- Task details: All of the material below is to be retyped exactly.

════════════════════

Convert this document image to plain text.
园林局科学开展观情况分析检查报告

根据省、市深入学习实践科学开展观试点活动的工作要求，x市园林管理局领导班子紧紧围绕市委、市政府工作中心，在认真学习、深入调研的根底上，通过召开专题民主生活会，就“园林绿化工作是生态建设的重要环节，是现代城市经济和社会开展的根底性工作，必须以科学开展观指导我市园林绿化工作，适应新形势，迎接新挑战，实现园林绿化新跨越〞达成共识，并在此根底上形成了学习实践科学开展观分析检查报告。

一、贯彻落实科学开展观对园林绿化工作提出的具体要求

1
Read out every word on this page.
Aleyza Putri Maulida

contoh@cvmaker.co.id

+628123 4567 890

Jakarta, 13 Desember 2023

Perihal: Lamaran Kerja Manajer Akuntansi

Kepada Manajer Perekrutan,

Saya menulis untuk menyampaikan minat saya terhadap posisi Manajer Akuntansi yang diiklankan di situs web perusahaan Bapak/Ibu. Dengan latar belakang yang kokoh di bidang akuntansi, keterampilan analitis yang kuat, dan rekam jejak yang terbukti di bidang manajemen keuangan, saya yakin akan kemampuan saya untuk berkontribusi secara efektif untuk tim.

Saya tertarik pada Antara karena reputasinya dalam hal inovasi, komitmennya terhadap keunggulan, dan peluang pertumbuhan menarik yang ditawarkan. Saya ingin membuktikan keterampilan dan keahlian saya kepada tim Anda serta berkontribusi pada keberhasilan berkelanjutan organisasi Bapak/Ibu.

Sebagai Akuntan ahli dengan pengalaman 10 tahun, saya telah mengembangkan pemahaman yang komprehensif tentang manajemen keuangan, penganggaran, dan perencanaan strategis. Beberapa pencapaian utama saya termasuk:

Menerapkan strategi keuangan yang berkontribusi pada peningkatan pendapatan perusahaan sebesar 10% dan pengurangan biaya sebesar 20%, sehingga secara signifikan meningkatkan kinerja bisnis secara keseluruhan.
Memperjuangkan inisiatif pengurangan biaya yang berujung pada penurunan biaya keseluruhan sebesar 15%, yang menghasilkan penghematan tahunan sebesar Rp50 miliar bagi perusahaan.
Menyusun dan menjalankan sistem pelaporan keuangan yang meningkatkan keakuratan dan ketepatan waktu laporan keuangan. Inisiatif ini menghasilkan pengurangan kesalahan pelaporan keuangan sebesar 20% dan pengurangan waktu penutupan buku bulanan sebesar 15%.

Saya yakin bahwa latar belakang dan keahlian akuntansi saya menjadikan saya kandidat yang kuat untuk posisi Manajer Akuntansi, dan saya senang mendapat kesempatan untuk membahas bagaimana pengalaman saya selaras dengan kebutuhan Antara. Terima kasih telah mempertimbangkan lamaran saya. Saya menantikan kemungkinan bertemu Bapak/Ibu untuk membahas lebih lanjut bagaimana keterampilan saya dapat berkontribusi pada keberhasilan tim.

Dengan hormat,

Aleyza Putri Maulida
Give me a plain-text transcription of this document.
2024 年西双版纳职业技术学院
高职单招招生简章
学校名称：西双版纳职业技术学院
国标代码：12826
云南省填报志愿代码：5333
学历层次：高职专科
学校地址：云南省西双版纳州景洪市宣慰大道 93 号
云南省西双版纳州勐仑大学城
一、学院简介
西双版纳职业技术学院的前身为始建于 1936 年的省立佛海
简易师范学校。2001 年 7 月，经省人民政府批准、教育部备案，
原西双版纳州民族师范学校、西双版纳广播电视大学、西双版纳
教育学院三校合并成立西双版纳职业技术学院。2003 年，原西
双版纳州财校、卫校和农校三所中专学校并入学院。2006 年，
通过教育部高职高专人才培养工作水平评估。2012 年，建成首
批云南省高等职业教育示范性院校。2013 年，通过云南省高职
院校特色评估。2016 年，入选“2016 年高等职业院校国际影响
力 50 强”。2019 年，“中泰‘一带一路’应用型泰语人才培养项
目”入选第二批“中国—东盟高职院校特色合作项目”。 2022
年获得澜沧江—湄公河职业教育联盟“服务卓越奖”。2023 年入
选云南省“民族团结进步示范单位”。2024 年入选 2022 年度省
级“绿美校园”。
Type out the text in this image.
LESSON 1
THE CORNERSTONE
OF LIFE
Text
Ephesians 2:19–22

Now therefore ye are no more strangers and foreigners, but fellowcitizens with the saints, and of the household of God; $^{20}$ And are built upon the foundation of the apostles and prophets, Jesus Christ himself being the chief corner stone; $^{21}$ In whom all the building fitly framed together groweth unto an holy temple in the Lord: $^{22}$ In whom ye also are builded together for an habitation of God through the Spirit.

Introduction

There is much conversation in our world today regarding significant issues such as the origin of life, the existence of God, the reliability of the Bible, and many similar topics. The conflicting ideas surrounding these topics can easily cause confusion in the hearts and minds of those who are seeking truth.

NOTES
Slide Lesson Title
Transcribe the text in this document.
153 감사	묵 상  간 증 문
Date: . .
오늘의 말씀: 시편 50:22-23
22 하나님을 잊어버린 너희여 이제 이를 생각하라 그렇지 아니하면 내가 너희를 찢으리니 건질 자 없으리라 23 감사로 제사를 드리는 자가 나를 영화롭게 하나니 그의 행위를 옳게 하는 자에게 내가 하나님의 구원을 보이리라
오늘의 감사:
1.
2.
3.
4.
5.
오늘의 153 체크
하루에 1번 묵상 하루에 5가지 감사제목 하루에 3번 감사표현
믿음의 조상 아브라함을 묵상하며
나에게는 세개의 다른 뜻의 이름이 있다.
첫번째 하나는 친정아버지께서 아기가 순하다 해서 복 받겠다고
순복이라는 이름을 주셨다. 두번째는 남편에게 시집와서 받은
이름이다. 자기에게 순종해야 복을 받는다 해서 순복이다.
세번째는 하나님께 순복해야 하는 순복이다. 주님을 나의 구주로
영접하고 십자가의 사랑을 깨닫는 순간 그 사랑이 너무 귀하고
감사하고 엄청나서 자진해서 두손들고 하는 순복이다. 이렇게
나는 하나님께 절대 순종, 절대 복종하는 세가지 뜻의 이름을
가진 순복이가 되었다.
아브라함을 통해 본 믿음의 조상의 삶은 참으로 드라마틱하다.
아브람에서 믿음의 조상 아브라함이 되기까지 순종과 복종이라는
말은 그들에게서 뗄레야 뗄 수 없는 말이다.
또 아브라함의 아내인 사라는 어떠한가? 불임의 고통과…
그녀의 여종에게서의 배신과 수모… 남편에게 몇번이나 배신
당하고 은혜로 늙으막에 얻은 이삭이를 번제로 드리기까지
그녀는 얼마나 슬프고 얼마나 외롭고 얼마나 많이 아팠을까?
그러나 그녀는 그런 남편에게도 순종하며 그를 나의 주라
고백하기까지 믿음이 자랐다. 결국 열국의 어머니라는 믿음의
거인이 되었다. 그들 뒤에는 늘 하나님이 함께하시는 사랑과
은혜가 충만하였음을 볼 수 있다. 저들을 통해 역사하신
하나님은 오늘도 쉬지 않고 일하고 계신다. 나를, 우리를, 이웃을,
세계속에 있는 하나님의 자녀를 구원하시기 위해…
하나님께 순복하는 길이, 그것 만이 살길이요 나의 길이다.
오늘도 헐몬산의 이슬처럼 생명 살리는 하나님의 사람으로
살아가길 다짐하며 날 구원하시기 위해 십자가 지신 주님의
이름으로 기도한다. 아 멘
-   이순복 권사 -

════════════════════

- Task result:
Convert this document image to plain text.
园林局科学开展观情况分析检查报告

根据省、市深入学习实践科学开展观试点活动的工作要求，x市园林管理局领导班子紧紧围绕市委、市政府工作中心，在认真学习、深入调研的根底上，通过召开专题民主生活会，就“园林绿化工作是生态建设的重要环节，是现代城市经济和社会开展的根底性工作，必须以科学开展观指导我市园林绿化工作，适应新形势，迎接新挑战，实现园林绿化新跨越〞达成共识，并在此根底上形成了学习实践科学开展观分析检查报告。

一、贯彻落实科学开展观对园林绿化工作提出的具体要求

1
Read out every word on this page.
Aleyza Putri Maulida

contoh@cvmaker.co.id

+628123 4567 890

Jakarta, 13 Desember 2023

Perihal: Lamaran Kerja Manajer Akuntansi

Kepada Manajer Perekrutan,

Saya menulis untuk menyampaikan minat saya terhadap posisi Manajer Akuntansi yang diiklankan di situs web perusahaan Bapak/Ibu. Dengan latar belakang yang kokoh di bidang akuntansi, keterampilan analitis yang kuat, dan rekam jejak yang terbukti di bidang manajemen keuangan, saya yakin akan kemampuan saya untuk berkontribusi secara efektif untuk tim.

Saya tertarik pada Antara karena reputasinya dalam hal inovasi, komitmennya terhadap keunggulan, dan peluang pertumbuhan menarik yang ditawarkan. Saya ingin membuktikan keterampilan dan keahlian saya kepada tim Anda serta berkontribusi pada keberhasilan berkelanjutan organisasi Bapak/Ibu.

Sebagai Akuntan ahli dengan pengalaman 10 tahun, saya telah mengembangkan pemahaman yang komprehensif tentang manajemen keuangan, penganggaran, dan perencanaan strategis. Beberapa pencapaian utama saya termasuk:

Menerapkan strategi keuangan yang berkontribusi pada peningkatan pendapatan perusahaan sebesar 10% dan pengurangan biaya sebesar 20%, sehingga secara signifikan meningkatkan kinerja bisnis secara keseluruhan.
Memperjuangkan inisiatif pengurangan biaya yang berujung pada penurunan biaya keseluruhan sebesar 15%, yang menghasilkan penghematan tahunan sebesar Rp50 miliar bagi perusahaan.
Menyusun dan menjalankan sistem pelaporan keuangan yang meningkatkan keakuratan dan ketepatan waktu laporan keuangan. Inisiatif ini menghasilkan pengurangan kesalahan pelaporan keuangan sebesar 20% dan pengurangan waktu penutupan buku bulanan sebesar 15%.

Saya yakin bahwa latar belakang dan keahlian akuntansi saya menjadikan saya kandidat yang kuat untuk posisi Manajer Akuntansi, dan saya senang mendapat kesempatan untuk membahas bagaimana pengalaman saya selaras dengan kebutuhan Antara. Terima kasih telah mempertimbangkan lamaran saya. Saya menantikan kemungkinan bertemu Bapak/Ibu untuk membahas lebih lanjut bagaimana keterampilan saya dapat berkontribusi pada keberhasilan tim.

Dengan hormat,

Aleyza Putri Maulida
Give me a plain-text transcription of this document.
2024 年西双版纳职业技术学院
高职单招招生简章
学校名称：西双版纳职业技术学院
国标代码：12826
云南省填报志愿代码：5333
学历层次：高职专科
学校地址：云南省西双版纳州景洪市宣慰大道 93 号
云南省西双版纳州勐仑大学城
一、学院简介
西双版纳职业技术学院的前身为始建于 1936 年的省立佛海
简易师范学校。2001 年 7 月，经省人民政府批准、教育部备案，
原西双版纳州民族师范学校、西双版纳广播电视大学、西双版纳
教育学院三校合并成立西双版纳职业技术学院。2003 年，原西
双版纳州财校、卫校和农校三所中专学校并入学院。2006 年，
通过教育部高职高专人才培养工作水平评估。2012 年，建成首
批云南省高等职业教育示范性院校。2013 年，通过云南省高职
院校特色评估。2016 年，入选“2016 年高等职业院校国际影响
力 50 强”。2019 年，“中泰‘一带一路’应用型泰语人才培养项
目”入选第二批“中国—东盟高职院校特色合作项目”。 2022
年获得澜沧江—湄公河职业教育联盟“服务卓越奖”。2023 年入
选云南省“民族团结进步示范单位”。2024 年入选 2022 年度省
级“绿美校园”。
Type out the text in this image.
LESSON 1
THE CORNERSTONE
OF LIFE
Text
Ephesians 2:19–22

Now therefore ye are no more strangers and foreigners, but fellowcitizens with the saints, and of the household of God; $^{20}$ And are built upon the foundation of the apostles and prophets, Jesus Christ himself being the chief corner stone; $^{21}$ In whom all the building fitly framed together groweth unto an holy temple in the Lord: $^{22}$ In whom ye also are builded together for an habitation of God through the Spirit.

Introduction

There is much conversation in our world today regarding significant issues such as the origin of life, the existence of God, the reliability of the Bible, and many similar topics. The conflicting ideas surrounding these topics can easily cause confusion in the hearts and minds of those who are seeking truth.

NOTES
Slide Lesson Title
Transcribe the text in this document.
153 감사	묵 상  간 증 문
Date: . .
오늘의 말씀: 시편 50:22-23
22 하나님을 잊어버린 너희여 이제 이를 생각하라 그렇지 아니하면 내가 너희를 찢으리니 건질 자 없으리라 23 감사로 제사를 드리는 자가 나를 영화롭게 하나니 그의 행위를 옳게 하는 자에게 내가 하나님의 구원을 보이리라
오늘의 감사:
1.
2.
3.
4.
5.
오늘의 153 체크
하루에 1번 묵상 하루에 5가지 감사제목 하루에 3번 감사표현
믿음의 조상 아브라함을 묵상하며
나에게는 세개의 다른 뜻의 이름이 있다.
첫번째 하나는 친정아버지께서 아기가 순하다 해서 복 받겠다고
순복이라는 이름을 주셨다. 두번째는 남편에게 시집와서 받은
이름이다. 자기에게 순종해야 복을 받는다 해서 순복이다.
세번째는 하나님께 순복해야 하는 순복이다. 주님을 나의 구주로
영접하고 십자가의 사랑을 깨닫는 순간 그 사랑이 너무 귀하고
감사하고 엄청나서 자진해서 두손들고 하는 순복이다. 이렇게
나는 하나님께 절대 순종, 절대 복종하는 세가지 뜻의 이름을
가진 순복이가 되었다.
아브라함을 통해 본 믿음의 조상의 삶은 참으로 드라마틱하다.
아브람에서 믿음의 조상 아브라함이 되기까지 순종과 복종이라는
말은 그들에게서 뗄레야 뗄 수 없는 말이다.
또 아브라함의 아내인 사라는 어떠한가? 불임의 고통과…
그녀의 여종에게서의 배신과 수모… 남편에게 몇번이나 배신
당하고 은혜로 늙으막에 얻은 이삭이를 번제로 드리기까지
그녀는 얼마나 슬프고 얼마나 외롭고 얼마나 많이 아팠을까?
그러나 그녀는 그런 남편에게도 순종하며 그를 나의 주라
고백하기까지 믿음이 자랐다. 결국 열국의 어머니라는 믿음의
거인이 되었다. 그들 뒤에는 늘 하나님이 함께하시는 사랑과
은혜가 충만하였음을 볼 수 있다. 저들을 통해 역사하신
하나님은 오늘도 쉬지 않고 일하고 계신다. 나를, 우리를, 이웃을,
세계속에 있는 하나님의 자녀를 구원하시기 위해…
하나님께 순복하는 길이, 그것 만이 살길이요 나의 길이다.
오늘도 헐몬산의 이슬처럼 생명 살리는 하나님의 사람으로
살아가길 다짐하며 날 구원하시기 위해 십자가 지신 주님의
이름으로 기도한다. 아 멘
-   이순복 권사 -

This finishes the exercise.